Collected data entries

==============================

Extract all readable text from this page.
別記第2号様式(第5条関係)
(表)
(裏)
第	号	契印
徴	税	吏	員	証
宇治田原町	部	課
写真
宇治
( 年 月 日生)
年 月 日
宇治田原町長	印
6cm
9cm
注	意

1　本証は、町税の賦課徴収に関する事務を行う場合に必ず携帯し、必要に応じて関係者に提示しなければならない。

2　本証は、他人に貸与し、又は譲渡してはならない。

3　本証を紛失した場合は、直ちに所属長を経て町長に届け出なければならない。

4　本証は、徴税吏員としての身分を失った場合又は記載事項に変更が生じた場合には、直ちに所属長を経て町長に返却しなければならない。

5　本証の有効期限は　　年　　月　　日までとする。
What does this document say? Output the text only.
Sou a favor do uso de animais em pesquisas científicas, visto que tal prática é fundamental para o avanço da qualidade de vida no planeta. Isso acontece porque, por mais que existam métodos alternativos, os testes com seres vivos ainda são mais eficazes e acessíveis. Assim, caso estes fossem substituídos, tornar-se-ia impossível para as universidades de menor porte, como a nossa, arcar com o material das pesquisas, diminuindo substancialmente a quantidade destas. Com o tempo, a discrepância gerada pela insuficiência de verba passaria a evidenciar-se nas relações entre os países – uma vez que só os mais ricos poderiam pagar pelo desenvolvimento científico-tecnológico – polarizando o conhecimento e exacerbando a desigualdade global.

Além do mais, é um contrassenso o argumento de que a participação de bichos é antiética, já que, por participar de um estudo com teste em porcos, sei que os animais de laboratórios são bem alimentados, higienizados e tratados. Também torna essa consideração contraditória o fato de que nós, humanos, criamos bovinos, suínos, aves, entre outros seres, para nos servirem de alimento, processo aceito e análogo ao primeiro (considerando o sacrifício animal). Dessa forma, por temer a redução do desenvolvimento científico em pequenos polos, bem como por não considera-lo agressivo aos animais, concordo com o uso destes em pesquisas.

==============================

| GIVEN EXERCISE |
Give back the data above exactly as it appears.

| THE ANSWER |
Extract all readable text from this page.
別記第2号様式(第5条関係)
(表)
(裏)
第	号	契印
徴	税	吏	員	証
宇治田原町	部	課
写真
宇治
( 年 月 日生)
年 月 日
宇治田原町長	印
6cm
9cm
注	意

1　本証は、町税の賦課徴収に関する事務を行う場合に必ず携帯し、必要に応じて関係者に提示しなければならない。

2　本証は、他人に貸与し、又は譲渡してはならない。

3　本証を紛失した場合は、直ちに所属長を経て町長に届け出なければならない。

4　本証は、徴税吏員としての身分を失った場合又は記載事項に変更が生じた場合には、直ちに所属長を経て町長に返却しなければならない。

5　本証の有効期限は　　年　　月　　日までとする。
What does this document say? Output the text only.
Sou a favor do uso de animais em pesquisas científicas, visto que tal prática é fundamental para o avanço da qualidade de vida no planeta. Isso acontece porque, por mais que existam métodos alternativos, os testes com seres vivos ainda são mais eficazes e acessíveis. Assim, caso estes fossem substituídos, tornar-se-ia impossível para as universidades de menor porte, como a nossa, arcar com o material das pesquisas, diminuindo substancialmente a quantidade destas. Com o tempo, a discrepância gerada pela insuficiência de verba passaria a evidenciar-se nas relações entre os países – uma vez que só os mais ricos poderiam pagar pelo desenvolvimento científico-tecnológico – polarizando o conhecimento e exacerbando a desigualdade global.

Além do mais, é um contrassenso o argumento de que a participação de bichos é antiética, já que, por participar de um estudo com teste em porcos, sei que os animais de laboratórios são bem alimentados, higienizados e tratados. Também torna essa consideração contraditória o fato de que nós, humanos, criamos bovinos, suínos, aves, entre outros seres, para nos servirem de alimento, processo aceito e análogo ao primeiro (considerando o sacrifício animal). Dessa forma, por temer a redução do desenvolvimento científico em pequenos polos, bem como por não considera-lo agressivo aos animais, concordo com o uso destes em pesquisas.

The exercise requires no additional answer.